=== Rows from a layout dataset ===
------------
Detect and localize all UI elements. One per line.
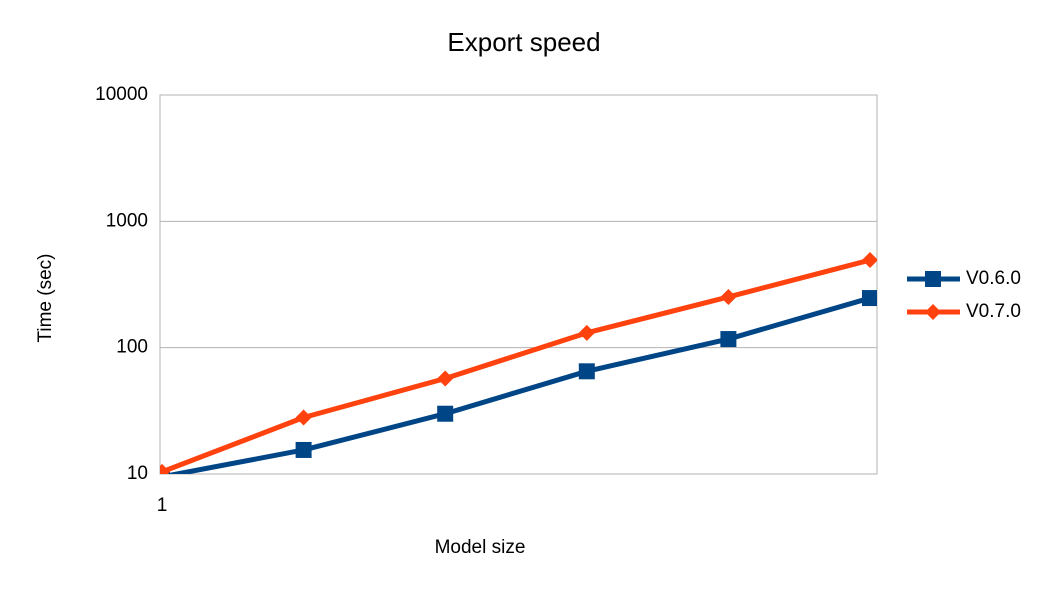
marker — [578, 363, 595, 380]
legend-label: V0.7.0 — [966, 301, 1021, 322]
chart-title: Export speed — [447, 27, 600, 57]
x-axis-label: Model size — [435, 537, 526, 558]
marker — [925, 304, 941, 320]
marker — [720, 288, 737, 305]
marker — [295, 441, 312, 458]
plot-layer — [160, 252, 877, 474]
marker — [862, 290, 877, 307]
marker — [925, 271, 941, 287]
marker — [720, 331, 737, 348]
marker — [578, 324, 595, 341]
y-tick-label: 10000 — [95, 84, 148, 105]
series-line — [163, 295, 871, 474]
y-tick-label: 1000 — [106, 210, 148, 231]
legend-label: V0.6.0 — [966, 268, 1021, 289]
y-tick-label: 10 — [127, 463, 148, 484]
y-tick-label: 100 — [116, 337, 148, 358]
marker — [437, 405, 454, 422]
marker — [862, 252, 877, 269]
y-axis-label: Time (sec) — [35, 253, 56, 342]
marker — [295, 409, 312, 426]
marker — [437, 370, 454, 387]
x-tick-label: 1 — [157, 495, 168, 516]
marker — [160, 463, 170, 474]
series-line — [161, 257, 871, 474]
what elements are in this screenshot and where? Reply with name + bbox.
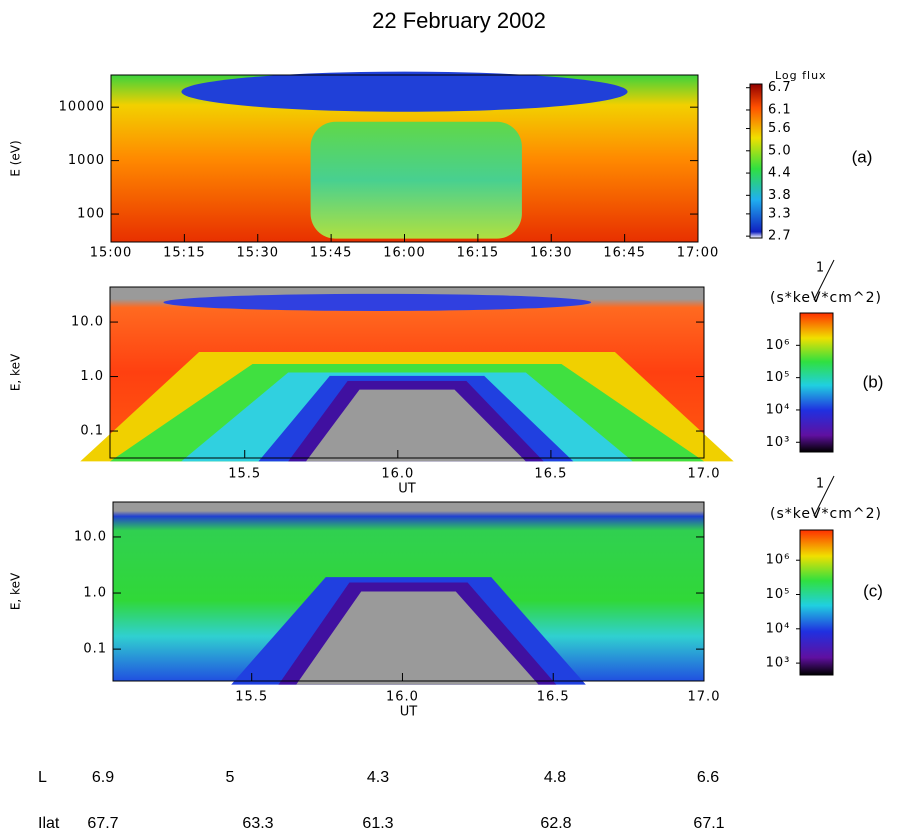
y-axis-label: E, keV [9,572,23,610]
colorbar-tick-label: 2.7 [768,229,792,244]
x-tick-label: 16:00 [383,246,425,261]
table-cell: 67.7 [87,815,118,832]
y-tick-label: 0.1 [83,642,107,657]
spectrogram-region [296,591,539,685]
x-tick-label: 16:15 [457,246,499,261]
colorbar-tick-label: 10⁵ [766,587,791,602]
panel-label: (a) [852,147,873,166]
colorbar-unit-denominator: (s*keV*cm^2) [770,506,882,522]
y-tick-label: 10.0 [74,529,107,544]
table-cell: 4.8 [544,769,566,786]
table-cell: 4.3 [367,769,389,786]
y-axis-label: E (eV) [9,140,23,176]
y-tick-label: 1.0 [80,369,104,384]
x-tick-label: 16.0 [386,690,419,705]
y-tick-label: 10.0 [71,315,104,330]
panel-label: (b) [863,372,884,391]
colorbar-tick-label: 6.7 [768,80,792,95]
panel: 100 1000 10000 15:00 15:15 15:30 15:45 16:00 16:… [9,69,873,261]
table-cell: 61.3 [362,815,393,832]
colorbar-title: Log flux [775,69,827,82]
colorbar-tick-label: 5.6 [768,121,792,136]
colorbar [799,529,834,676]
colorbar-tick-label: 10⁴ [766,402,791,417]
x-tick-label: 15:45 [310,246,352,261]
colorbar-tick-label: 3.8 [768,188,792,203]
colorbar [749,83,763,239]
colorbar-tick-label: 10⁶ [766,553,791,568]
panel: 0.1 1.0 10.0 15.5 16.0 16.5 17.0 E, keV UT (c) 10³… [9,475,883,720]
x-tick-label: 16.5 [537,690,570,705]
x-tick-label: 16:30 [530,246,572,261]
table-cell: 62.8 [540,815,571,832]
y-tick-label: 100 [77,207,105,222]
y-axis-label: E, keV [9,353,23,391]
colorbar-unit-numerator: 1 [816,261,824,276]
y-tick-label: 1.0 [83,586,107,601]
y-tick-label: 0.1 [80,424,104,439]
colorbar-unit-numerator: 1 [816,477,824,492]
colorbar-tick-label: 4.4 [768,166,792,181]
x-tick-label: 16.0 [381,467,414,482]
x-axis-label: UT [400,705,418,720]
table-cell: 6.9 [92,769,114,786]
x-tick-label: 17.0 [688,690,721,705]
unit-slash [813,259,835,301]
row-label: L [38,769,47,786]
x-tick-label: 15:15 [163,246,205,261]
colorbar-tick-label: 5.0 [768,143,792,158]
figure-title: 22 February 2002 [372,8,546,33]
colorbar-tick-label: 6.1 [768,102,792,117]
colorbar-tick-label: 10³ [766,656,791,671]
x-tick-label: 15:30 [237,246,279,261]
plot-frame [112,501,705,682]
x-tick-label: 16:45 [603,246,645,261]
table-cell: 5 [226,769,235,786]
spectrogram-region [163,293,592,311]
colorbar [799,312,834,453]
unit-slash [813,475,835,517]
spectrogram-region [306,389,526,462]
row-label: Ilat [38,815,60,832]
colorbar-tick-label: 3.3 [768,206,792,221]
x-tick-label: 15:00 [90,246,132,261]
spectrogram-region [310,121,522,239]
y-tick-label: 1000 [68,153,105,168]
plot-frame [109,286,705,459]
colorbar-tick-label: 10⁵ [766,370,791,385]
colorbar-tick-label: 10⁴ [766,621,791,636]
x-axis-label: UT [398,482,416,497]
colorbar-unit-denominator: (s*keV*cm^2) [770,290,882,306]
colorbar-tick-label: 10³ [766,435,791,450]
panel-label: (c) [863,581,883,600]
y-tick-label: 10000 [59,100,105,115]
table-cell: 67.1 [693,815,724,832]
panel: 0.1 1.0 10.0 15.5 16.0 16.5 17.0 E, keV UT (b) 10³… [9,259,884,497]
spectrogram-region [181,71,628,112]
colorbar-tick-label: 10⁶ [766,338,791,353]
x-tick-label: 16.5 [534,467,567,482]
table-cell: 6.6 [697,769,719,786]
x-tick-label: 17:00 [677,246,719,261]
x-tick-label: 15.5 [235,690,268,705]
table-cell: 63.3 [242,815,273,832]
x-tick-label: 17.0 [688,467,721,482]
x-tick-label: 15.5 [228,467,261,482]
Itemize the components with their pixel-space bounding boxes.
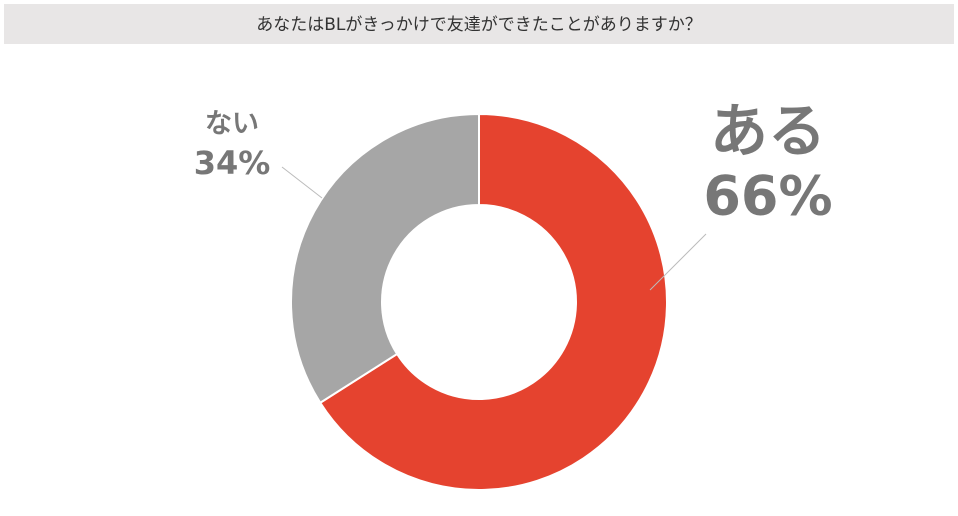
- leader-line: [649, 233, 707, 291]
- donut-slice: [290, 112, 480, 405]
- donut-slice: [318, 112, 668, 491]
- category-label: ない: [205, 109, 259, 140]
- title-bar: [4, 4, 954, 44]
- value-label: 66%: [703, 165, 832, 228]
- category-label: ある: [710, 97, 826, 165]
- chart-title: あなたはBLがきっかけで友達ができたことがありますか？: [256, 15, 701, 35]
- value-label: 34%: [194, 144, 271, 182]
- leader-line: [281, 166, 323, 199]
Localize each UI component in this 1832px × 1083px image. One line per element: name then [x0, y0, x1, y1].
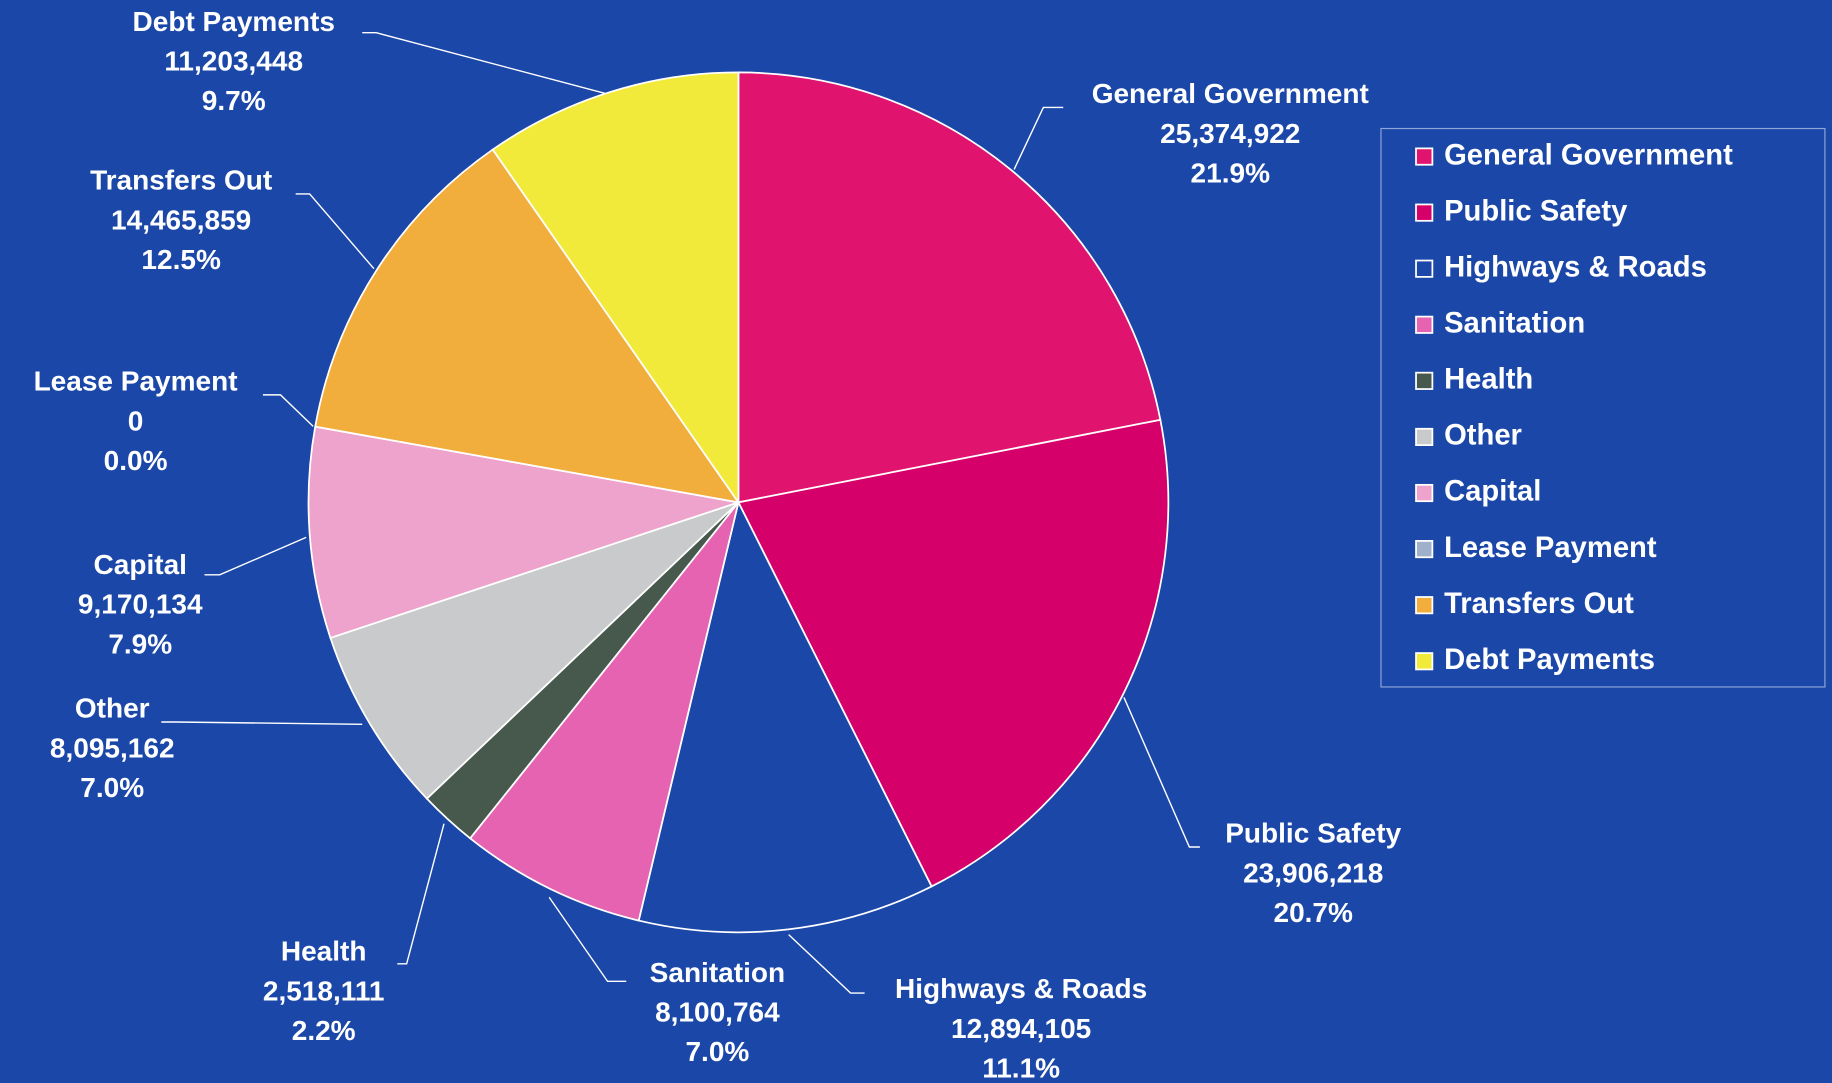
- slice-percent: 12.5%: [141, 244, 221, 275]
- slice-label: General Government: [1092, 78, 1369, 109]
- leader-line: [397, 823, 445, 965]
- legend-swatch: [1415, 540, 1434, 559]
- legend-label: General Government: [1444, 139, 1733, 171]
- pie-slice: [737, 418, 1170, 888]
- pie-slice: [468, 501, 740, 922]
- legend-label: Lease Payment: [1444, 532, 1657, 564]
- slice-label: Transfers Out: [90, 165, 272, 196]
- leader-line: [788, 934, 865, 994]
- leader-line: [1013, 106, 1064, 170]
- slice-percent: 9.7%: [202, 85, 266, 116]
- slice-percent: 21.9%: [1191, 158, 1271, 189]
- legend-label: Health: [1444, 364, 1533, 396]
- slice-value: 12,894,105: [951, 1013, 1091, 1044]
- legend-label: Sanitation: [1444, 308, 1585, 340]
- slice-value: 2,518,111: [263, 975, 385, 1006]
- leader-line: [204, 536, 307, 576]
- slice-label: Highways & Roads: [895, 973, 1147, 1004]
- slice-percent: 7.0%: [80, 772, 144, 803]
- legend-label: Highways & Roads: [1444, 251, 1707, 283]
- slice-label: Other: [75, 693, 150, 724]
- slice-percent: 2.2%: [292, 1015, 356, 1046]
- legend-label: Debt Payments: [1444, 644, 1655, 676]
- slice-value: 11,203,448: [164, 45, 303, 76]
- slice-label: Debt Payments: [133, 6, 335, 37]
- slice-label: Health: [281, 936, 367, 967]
------------
=== Given request ===
Replace "legend-label" with "key-label" throughout all the records and write the lines out again with nothing else changed. Leave out the pictures.

=== Finished exercise ===
Detect and localize all UI elements. One per line.
marker — [578, 363, 595, 380]
key-label: V0.7.0 — [966, 301, 1021, 322]
chart-title: Export speed — [447, 27, 600, 57]
x-axis-label: Model size — [435, 537, 526, 558]
marker — [925, 304, 941, 320]
marker — [720, 288, 737, 305]
marker — [295, 441, 312, 458]
plot-layer — [160, 252, 877, 474]
marker — [862, 290, 877, 307]
marker — [925, 271, 941, 287]
marker — [720, 331, 737, 348]
marker — [578, 324, 595, 341]
y-tick-label: 10000 — [95, 84, 148, 105]
series-line — [163, 295, 871, 474]
y-tick-label: 1000 — [106, 210, 148, 231]
key-label: V0.6.0 — [966, 268, 1021, 289]
y-tick-label: 10 — [127, 463, 148, 484]
y-tick-label: 100 — [116, 337, 148, 358]
marker — [437, 405, 454, 422]
marker — [862, 252, 877, 269]
y-axis-label: Time (sec) — [35, 253, 56, 342]
marker — [295, 409, 312, 426]
marker — [437, 370, 454, 387]
x-tick-label: 1 — [157, 495, 168, 516]
marker — [160, 463, 170, 474]
series-line — [161, 257, 871, 474]
what elements are in this screenshot and where? Reply with name + bbox.
y-axis-label: E, keV [9,572,23,610]
colorbar-tick-label: 2.7 [768,229,792,244]
x-tick-label: 16:00 [383,246,425,261]
table-cell: 67.7 [87,815,118,832]
y-tick-label: 0.1 [83,642,107,657]
spectrogram-region [296,591,539,685]
x-tick-label: 16:15 [457,246,499,261]
colorbar-tick-label: 10⁵ [766,587,791,602]
panel-label: (a) [852,147,873,166]
colorbar-unit-denominator: (s*keV*cm^2) [770,506,882,522]
y-tick-label: 10.0 [74,529,107,544]
table-cell: 4.8 [544,769,566,786]
table-cell: 4.3 [367,769,389,786]
y-axis-label: E (eV) [9,140,23,176]
y-tick-label: 1.0 [80,369,104,384]
x-tick-label: 16.0 [386,690,419,705]
y-tick-label: 10.0 [71,315,104,330]
panel-label: (b) [863,372,884,391]
colorbar-tick-label: 6.7 [768,80,792,95]
panel: 100 1000 10000 15:00 15:15 15:30 15:45 16:00 16:… [9,69,873,261]
table-cell: 61.3 [362,815,393,832]
colorbar-title: Log flux [775,69,827,82]
colorbar-tick-label: 5.6 [768,121,792,136]
colorbar [799,529,834,676]
colorbar-tick-label: 10⁴ [766,402,791,417]
x-tick-label: 15:45 [310,246,352,261]
colorbar-tick-label: 3.8 [768,188,792,203]
colorbar [749,83,763,239]
colorbar-tick-label: 10⁶ [766,553,791,568]
panel: 0.1 1.0 10.0 15.5 16.0 16.5 17.0 E, keV UT (c) 10³… [9,475,883,720]
x-tick-label: 16.5 [537,690,570,705]
x-tick-label: 16:30 [530,246,572,261]
table-cell: 62.8 [540,815,571,832]
y-tick-label: 100 [77,207,105,222]
y-axis-label: E, keV [9,353,23,391]
colorbar-unit-numerator: 1 [816,261,824,276]
y-tick-label: 1.0 [83,586,107,601]
y-tick-label: 0.1 [80,424,104,439]
colorbar-unit-numerator: 1 [816,477,824,492]
colorbar-tick-label: 4.4 [768,166,792,181]
x-tick-label: 16.0 [381,467,414,482]
x-axis-label: UT [400,705,418,720]
table-cell: 6.9 [92,769,114,786]
x-tick-label: 17.0 [688,690,721,705]
unit-slash [813,259,835,301]
row-label: L [38,769,47,786]
x-tick-label: 15:15 [163,246,205,261]
colorbar-tick-label: 5.0 [768,143,792,158]
figure-title: 22 February 2002 [372,8,546,33]
colorbar-tick-label: 6.1 [768,102,792,117]
colorbar-tick-label: 10³ [766,656,791,671]
x-tick-label: 15:30 [237,246,279,261]
plot-frame [112,501,705,682]
x-tick-label: 16:45 [603,246,645,261]
table-cell: 5 [226,769,235,786]
spectrogram-region [163,293,592,311]
colorbar [799,312,834,453]
unit-slash [813,475,835,517]
spectrogram-region [306,389,526,462]
row-label: Ilat [38,815,60,832]
colorbar-tick-label: 3.3 [768,206,792,221]
x-tick-label: 15:00 [90,246,132,261]
spectrogram-region [310,121,522,239]
y-tick-label: 1000 [68,153,105,168]
plot-frame [109,286,705,459]
colorbar-tick-label: 10⁵ [766,370,791,385]
colorbar-tick-label: 10⁴ [766,621,791,636]
x-axis-label: UT [398,482,416,497]
colorbar-unit-denominator: (s*keV*cm^2) [770,290,882,306]
colorbar-tick-label: 10³ [766,435,791,450]
panel-label: (c) [863,581,883,600]
y-tick-label: 10000 [59,100,105,115]
table-cell: 67.1 [693,815,724,832]
panel: 0.1 1.0 10.0 15.5 16.0 16.5 17.0 E, keV UT (b) 10³… [9,259,884,497]
spectrogram-region [181,71,628,112]
colorbar-tick-label: 10⁶ [766,338,791,353]
x-tick-label: 16.5 [534,467,567,482]
table-cell: 6.6 [697,769,719,786]
x-tick-label: 17:00 [677,246,719,261]
x-tick-label: 15.5 [235,690,268,705]
table-cell: 63.3 [242,815,273,832]
x-tick-label: 17.0 [688,467,721,482]
x-tick-label: 15.5 [228,467,261,482]
Itemize the components with their pixel-space bounding boxes.
- leader-line: [649, 233, 707, 291]
- donut-slice: [290, 112, 480, 405]
- donut-slice: [318, 112, 668, 491]
- category-label: ない: [205, 109, 259, 140]
- title-bar: [4, 4, 954, 44]
- value-label: 66%: [703, 165, 832, 228]
- category-label: ある: [710, 97, 826, 165]
- chart-title: あなたはBLがきっかけで友達ができたことがありますか？: [256, 15, 701, 35]
- value-label: 34%: [194, 144, 271, 182]
- leader-line: [281, 166, 323, 199]
Localize each UI component in this 1832px × 1083px image. One line per element: name then [x0, y0, x1, y1].
- slice-percent: 12.5%: [141, 244, 221, 275]
- slice-label: General Government: [1092, 78, 1369, 109]
- leader-line: [397, 823, 445, 965]
- legend-swatch: [1415, 540, 1434, 559]
- key-label: General Government: [1444, 139, 1733, 171]
- pie-slice: [737, 418, 1170, 888]
- pie-slice: [468, 501, 740, 922]
- key-label: Lease Payment: [1444, 532, 1657, 564]
- slice-label: Transfers Out: [90, 165, 272, 196]
- leader-line: [788, 934, 865, 994]
- leader-line: [1013, 106, 1064, 170]
- slice-percent: 9.7%: [202, 85, 266, 116]
- slice-percent: 21.9%: [1191, 158, 1271, 189]
- key-label: Health: [1444, 364, 1533, 396]
- slice-value: 12,894,105: [951, 1013, 1091, 1044]
- key-label: Sanitation: [1444, 308, 1585, 340]
- slice-value: 2,518,111: [263, 975, 385, 1006]
- leader-line: [204, 536, 307, 576]
- slice-label: Highways & Roads: [895, 973, 1147, 1004]
- slice-percent: 7.0%: [80, 772, 144, 803]
- key-label: Highways & Roads: [1444, 251, 1707, 283]
- slice-label: Other: [75, 693, 150, 724]
- slice-percent: 2.2%: [292, 1015, 356, 1046]
- key-label: Debt Payments: [1444, 644, 1655, 676]
- slice-value: 11,203,448: [164, 45, 303, 76]
- slice-label: Debt Payments: [133, 6, 335, 37]
- slice-label: Health: [281, 936, 367, 967]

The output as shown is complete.